Task requirements
Select the lines that hold the word "total" and copy each one.

[Dataset items]
####################
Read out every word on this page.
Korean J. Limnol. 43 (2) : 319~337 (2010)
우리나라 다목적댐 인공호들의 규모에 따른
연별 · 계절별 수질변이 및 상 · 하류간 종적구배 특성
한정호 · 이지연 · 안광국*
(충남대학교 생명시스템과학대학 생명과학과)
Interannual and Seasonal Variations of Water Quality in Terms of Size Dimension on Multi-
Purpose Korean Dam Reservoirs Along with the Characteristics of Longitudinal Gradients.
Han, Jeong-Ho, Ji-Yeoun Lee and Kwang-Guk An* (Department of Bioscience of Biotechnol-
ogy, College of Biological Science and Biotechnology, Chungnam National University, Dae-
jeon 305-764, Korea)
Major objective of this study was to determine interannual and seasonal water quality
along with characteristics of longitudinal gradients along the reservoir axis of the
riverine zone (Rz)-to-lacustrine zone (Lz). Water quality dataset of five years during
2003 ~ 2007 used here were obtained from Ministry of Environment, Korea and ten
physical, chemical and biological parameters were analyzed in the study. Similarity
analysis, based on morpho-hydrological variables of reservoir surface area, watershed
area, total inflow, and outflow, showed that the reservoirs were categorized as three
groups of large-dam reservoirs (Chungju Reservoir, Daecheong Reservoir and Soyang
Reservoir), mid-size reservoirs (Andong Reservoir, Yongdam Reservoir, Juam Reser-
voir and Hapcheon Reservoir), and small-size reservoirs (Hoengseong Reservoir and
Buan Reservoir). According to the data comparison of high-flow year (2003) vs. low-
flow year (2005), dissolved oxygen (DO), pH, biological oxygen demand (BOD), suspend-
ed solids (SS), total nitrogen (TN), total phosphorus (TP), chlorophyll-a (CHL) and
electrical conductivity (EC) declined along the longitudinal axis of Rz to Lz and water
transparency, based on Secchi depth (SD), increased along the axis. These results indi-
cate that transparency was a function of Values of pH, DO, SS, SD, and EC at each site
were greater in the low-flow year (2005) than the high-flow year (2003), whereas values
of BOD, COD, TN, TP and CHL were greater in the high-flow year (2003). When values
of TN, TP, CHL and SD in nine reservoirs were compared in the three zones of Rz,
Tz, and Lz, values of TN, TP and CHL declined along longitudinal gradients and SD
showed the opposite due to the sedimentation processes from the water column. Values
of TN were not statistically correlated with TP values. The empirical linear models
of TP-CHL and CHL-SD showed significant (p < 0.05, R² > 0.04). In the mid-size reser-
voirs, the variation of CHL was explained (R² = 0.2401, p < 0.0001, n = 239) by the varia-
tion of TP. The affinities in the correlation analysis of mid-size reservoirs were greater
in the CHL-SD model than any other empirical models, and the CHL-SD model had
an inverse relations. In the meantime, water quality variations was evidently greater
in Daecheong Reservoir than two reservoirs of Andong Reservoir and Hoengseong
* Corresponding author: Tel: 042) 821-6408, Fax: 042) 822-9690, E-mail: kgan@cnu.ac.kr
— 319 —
####################
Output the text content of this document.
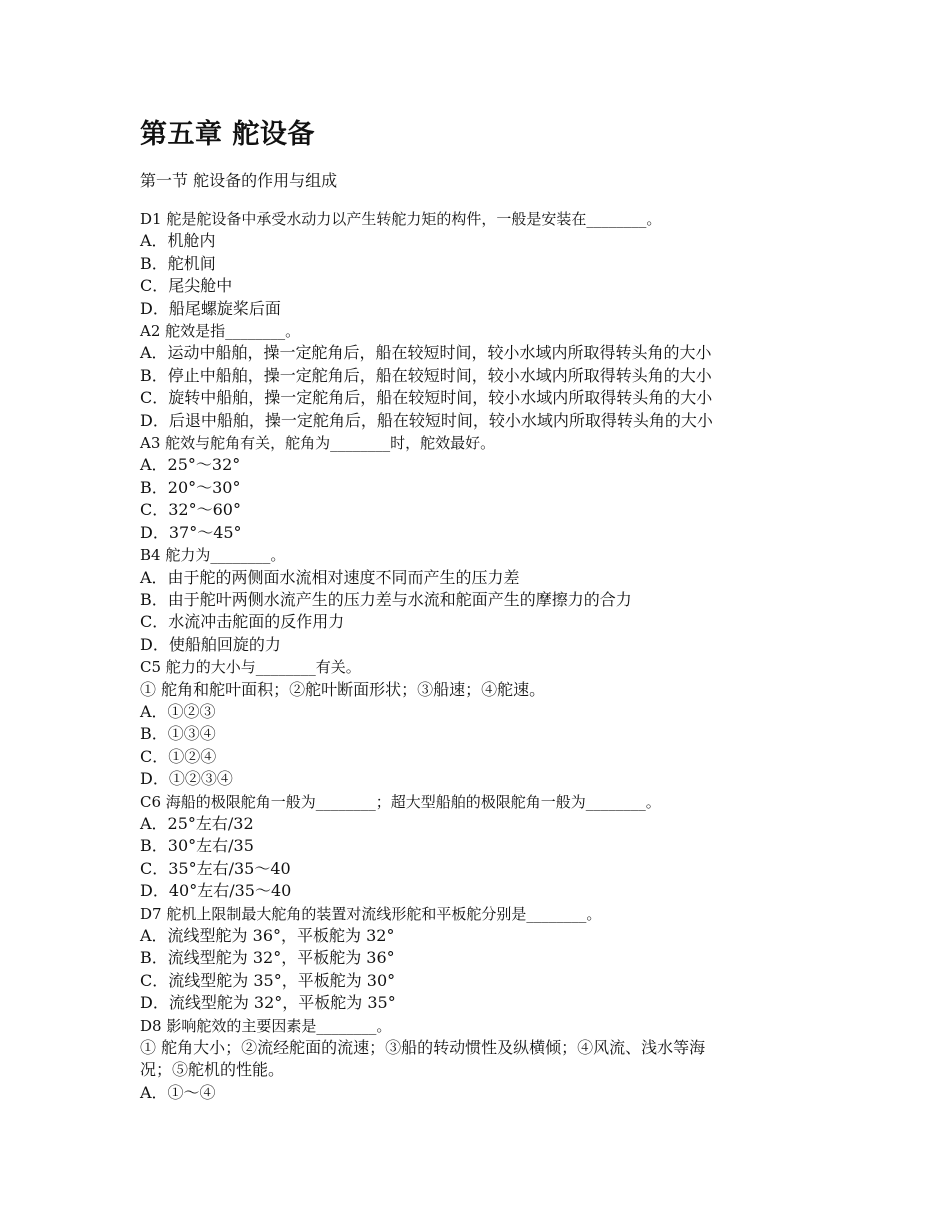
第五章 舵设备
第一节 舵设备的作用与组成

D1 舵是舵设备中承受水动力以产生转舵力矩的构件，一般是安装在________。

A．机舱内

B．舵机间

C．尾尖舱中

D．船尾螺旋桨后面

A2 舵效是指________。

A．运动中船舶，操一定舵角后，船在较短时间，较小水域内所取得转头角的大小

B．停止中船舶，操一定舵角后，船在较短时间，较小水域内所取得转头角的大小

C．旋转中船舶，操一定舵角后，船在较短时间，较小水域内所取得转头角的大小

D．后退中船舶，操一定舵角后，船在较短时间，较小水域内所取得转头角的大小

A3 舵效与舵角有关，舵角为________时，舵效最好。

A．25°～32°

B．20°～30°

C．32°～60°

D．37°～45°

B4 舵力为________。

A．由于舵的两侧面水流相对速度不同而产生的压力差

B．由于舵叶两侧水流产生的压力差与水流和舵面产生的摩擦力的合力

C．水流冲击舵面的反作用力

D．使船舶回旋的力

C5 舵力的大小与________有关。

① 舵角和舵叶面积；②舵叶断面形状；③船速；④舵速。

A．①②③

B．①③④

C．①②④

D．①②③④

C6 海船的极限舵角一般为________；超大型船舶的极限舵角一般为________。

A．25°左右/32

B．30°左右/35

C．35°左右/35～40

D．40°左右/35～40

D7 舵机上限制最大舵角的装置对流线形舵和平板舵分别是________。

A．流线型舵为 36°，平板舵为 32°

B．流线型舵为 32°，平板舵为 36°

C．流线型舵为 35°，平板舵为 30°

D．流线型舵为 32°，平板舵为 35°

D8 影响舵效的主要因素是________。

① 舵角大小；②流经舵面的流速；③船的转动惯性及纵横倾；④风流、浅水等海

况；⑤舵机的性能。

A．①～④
####################
Task solution
area, total inflow, and outflow, showed that the reservoirs were categorized as three
ed solids (SS), total nitrogen (TN), total phosphorus (TP), chlorophyll-a (CHL) and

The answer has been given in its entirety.